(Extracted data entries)
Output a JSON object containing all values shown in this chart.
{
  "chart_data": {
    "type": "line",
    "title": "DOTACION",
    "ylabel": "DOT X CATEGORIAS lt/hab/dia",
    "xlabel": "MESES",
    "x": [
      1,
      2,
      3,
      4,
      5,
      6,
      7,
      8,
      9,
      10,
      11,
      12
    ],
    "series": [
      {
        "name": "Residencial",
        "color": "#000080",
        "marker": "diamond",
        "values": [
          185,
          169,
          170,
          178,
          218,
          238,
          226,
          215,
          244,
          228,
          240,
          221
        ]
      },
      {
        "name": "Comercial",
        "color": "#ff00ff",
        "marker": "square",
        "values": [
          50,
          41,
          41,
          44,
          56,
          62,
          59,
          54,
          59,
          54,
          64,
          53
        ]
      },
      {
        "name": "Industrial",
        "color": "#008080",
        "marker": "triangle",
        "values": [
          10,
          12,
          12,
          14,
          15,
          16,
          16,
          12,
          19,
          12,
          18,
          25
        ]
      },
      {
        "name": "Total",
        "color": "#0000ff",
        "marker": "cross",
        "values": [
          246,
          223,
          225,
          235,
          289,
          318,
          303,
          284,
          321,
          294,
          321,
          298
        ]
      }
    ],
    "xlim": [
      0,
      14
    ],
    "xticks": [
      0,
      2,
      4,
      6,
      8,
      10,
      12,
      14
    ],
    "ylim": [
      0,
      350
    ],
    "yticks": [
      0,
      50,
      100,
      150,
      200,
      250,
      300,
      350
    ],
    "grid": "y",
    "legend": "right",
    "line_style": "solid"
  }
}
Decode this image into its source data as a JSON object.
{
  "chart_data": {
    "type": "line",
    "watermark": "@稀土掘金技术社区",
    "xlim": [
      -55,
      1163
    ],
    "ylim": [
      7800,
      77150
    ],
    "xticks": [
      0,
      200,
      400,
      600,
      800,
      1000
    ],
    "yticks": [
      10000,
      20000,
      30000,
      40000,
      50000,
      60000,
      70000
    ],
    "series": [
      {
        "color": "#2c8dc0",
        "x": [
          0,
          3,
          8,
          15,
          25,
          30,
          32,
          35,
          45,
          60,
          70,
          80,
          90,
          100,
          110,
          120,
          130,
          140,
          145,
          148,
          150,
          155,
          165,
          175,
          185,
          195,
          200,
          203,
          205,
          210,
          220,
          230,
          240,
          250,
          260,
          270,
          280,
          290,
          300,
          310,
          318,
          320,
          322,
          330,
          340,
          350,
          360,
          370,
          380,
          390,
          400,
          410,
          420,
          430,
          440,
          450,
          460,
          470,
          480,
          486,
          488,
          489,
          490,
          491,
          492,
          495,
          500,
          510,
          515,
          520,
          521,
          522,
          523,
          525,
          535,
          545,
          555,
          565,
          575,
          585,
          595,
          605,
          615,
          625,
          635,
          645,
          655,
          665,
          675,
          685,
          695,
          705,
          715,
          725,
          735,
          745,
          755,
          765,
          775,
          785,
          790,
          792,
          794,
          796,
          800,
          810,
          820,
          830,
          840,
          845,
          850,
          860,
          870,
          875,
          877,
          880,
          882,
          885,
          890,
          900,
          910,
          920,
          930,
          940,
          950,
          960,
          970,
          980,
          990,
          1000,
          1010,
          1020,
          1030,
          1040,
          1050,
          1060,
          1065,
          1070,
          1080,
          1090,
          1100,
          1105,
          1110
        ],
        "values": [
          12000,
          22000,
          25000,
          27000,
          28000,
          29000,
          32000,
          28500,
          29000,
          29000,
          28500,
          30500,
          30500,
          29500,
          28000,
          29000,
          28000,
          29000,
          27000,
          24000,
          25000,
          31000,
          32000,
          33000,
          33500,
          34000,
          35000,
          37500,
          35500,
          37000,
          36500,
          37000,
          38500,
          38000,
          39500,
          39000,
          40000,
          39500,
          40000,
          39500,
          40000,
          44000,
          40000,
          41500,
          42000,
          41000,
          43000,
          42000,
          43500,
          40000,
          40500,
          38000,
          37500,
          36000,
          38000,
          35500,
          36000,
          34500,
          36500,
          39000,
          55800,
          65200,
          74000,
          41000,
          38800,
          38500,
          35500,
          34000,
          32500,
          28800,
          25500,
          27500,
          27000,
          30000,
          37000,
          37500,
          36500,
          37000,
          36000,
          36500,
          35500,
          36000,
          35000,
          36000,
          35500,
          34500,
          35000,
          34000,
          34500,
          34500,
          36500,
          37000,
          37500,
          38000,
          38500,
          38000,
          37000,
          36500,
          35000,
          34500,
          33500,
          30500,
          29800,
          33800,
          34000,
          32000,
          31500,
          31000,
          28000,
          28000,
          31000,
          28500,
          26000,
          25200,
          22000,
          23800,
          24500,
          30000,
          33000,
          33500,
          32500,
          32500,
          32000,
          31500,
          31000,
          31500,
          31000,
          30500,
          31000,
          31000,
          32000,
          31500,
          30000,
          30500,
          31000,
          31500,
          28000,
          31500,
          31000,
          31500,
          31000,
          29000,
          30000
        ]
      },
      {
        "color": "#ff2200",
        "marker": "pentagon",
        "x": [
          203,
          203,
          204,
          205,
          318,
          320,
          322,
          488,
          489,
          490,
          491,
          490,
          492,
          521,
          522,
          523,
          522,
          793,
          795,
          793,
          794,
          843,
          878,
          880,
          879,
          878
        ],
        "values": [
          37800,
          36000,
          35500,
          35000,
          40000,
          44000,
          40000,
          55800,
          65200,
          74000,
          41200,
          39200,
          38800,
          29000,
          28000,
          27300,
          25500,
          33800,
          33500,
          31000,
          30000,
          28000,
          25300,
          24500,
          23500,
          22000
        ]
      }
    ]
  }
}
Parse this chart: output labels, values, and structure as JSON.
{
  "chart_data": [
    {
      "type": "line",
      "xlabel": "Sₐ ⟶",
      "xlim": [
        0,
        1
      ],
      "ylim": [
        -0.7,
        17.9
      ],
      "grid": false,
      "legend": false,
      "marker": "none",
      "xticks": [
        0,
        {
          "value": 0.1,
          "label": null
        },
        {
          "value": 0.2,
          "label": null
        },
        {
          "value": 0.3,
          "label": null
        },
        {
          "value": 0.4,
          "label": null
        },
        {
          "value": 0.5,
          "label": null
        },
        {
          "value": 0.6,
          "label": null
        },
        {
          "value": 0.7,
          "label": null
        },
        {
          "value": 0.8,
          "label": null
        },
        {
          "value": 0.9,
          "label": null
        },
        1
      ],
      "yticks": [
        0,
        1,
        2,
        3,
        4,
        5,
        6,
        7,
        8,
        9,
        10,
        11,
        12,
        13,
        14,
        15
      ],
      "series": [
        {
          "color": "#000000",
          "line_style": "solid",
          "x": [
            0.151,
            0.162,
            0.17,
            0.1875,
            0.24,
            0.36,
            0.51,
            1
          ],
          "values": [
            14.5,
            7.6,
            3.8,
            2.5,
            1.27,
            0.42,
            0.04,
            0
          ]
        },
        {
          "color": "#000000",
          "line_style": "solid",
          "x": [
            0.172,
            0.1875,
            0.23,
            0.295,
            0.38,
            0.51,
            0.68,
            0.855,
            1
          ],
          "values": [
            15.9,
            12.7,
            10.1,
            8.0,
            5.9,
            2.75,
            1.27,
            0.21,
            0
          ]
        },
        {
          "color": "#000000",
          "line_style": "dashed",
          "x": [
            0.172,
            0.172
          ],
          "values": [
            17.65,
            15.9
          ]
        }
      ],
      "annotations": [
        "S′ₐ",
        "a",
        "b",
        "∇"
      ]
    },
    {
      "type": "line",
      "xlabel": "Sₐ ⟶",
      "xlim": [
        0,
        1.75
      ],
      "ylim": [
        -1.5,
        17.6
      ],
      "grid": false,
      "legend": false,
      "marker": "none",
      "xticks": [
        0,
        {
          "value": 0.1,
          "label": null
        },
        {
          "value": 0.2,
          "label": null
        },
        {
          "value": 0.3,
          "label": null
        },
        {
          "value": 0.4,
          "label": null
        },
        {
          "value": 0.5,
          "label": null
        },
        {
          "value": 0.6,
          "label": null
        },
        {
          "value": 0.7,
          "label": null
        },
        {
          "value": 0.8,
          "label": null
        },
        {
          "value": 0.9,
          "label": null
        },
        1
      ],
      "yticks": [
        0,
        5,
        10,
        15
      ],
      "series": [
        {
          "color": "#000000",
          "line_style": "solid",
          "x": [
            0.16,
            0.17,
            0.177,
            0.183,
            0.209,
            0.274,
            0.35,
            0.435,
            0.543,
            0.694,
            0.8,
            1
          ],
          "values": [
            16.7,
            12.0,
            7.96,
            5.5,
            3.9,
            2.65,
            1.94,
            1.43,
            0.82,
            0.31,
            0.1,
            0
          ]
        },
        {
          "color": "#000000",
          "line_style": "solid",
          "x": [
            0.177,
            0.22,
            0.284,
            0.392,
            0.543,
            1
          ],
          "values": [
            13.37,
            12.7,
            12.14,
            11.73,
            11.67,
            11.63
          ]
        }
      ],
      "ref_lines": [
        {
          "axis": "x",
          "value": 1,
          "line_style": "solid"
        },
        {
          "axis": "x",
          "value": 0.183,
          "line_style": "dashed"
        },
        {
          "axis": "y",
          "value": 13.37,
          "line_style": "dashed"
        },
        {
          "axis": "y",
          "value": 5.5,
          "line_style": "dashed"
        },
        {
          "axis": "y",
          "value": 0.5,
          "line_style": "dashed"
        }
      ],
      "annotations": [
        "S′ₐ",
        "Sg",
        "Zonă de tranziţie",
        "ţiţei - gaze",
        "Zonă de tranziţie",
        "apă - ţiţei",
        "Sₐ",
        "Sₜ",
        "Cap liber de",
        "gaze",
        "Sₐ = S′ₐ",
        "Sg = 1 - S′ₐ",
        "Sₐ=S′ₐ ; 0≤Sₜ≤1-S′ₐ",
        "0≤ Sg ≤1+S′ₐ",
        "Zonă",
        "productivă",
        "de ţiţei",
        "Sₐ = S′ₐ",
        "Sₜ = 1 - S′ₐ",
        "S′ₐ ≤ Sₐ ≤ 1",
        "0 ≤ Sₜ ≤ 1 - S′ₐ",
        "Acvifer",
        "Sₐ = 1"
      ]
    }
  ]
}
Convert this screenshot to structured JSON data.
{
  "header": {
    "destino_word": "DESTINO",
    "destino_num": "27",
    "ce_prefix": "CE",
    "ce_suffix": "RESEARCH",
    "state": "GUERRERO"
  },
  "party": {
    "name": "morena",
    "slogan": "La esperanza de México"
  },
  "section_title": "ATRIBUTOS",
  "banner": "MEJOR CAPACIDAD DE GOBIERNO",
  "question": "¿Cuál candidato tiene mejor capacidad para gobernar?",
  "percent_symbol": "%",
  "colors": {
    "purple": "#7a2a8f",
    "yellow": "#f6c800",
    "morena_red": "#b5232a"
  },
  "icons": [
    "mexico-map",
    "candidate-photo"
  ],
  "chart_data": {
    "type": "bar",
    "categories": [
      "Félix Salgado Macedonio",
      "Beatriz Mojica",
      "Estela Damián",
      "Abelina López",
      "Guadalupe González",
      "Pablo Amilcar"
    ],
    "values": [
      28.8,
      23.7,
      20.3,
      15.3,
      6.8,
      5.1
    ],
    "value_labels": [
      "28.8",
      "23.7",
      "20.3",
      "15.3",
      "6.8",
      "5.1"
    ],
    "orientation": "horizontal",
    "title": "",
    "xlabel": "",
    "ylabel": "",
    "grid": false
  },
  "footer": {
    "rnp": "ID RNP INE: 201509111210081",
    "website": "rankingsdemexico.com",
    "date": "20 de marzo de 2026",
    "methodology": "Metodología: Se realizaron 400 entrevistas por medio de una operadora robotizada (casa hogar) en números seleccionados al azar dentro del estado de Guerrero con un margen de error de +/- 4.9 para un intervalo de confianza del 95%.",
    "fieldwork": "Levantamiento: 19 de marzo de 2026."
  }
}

- [Task statement] Scan the listing above and identify each line holding the string "marzo"; copy every such line.

- [Correct output]
    "date": "20 de marzo de 2026",
    "fieldwork": "Levantamiento: 19 de marzo de 2026."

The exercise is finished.